### Exercise aim
Copy only this range: the line with "What's the underlying" through the final line of the material, inclusive at both ends.

### Records
__________

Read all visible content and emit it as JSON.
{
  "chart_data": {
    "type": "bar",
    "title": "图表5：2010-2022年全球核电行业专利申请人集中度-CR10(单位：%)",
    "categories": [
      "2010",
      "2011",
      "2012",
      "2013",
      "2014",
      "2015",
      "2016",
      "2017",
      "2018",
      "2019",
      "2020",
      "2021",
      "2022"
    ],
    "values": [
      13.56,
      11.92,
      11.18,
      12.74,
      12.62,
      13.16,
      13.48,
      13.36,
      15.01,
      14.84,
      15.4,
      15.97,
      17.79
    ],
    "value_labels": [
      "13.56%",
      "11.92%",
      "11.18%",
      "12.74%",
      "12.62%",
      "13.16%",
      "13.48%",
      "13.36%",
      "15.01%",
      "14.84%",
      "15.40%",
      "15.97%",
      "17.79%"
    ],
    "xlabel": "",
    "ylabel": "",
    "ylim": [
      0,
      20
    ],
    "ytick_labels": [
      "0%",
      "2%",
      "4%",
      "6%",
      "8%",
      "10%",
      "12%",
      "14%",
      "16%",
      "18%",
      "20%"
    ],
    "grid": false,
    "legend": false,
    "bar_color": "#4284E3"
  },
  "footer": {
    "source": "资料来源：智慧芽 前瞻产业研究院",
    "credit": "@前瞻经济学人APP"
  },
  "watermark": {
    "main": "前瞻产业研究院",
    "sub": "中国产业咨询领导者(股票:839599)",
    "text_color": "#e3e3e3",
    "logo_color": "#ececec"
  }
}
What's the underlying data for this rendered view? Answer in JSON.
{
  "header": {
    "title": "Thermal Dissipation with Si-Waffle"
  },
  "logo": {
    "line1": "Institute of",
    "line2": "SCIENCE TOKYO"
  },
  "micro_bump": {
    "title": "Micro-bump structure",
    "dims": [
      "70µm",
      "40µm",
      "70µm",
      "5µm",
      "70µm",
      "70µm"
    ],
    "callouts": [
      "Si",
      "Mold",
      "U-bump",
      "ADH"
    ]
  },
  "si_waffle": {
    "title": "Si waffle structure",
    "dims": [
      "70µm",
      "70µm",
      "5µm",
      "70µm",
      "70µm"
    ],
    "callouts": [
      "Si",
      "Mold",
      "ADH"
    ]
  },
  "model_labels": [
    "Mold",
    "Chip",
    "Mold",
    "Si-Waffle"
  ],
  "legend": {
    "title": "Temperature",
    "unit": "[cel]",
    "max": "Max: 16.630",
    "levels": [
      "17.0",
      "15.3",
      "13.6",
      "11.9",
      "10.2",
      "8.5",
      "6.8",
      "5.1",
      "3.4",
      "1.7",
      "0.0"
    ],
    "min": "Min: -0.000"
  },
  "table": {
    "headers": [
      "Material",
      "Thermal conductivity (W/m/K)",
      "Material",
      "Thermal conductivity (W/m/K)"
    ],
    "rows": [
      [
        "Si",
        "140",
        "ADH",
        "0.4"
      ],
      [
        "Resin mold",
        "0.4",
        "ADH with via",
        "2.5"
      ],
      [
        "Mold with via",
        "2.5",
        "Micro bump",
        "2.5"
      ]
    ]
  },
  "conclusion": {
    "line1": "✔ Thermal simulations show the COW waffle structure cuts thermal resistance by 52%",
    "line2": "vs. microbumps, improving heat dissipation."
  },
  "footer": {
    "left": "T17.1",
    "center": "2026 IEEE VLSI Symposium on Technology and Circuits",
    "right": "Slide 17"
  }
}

__________

### Answer to this problem
What's the underlying data for this rendered view? Answer in JSON.
{
  "header": {
    "title": "Thermal Dissipation with Si-Waffle"
  },
  "logo": {
    "line1": "Institute of",
    "line2": "SCIENCE TOKYO"
  },
  "micro_bump": {
    "title": "Micro-bump structure",
    "dims": [
      "70µm",
      "40µm",
      "70µm",
      "5µm",
      "70µm",
      "70µm"
    ],
    "callouts": [
      "Si",
      "Mold",
      "U-bump",
      "ADH"
    ]
  },
  "si_waffle": {
    "title": "Si waffle structure",
    "dims": [
      "70µm",
      "70µm",
      "5µm",
      "70µm",
      "70µm"
    ],
    "callouts": [
      "Si",
      "Mold",
      "ADH"
    ]
  },
  "model_labels": [
    "Mold",
    "Chip",
    "Mold",
    "Si-Waffle"
  ],
  "legend": {
    "title": "Temperature",
    "unit": "[cel]",
    "max": "Max: 16.630",
    "levels": [
      "17.0",
      "15.3",
      "13.6",
      "11.9",
      "10.2",
      "8.5",
      "6.8",
      "5.1",
      "3.4",
      "1.7",
      "0.0"
    ],
    "min": "Min: -0.000"
  },
  "table": {
    "headers": [
      "Material",
      "Thermal conductivity (W/m/K)",
      "Material",
      "Thermal conductivity (W/m/K)"
    ],
    "rows": [
      [
        "Si",
        "140",
        "ADH",
        "0.4"
      ],
      [
        "Resin mold",
        "0.4",
        "ADH with via",
        "2.5"
      ],
      [
        "Mold with via",
        "2.5",
        "Micro bump",
        "2.5"
      ]
    ]
  },
  "conclusion": {
    "line1": "✔ Thermal simulations show the COW waffle structure cuts thermal resistance by 52%",
    "line2": "vs. microbumps, improving heat dissipation."
  },
  "footer": {
    "left": "T17.1",
    "center": "2026 IEEE VLSI Symposium on Technology and Circuits",
    "right": "Slide 17"
  }
}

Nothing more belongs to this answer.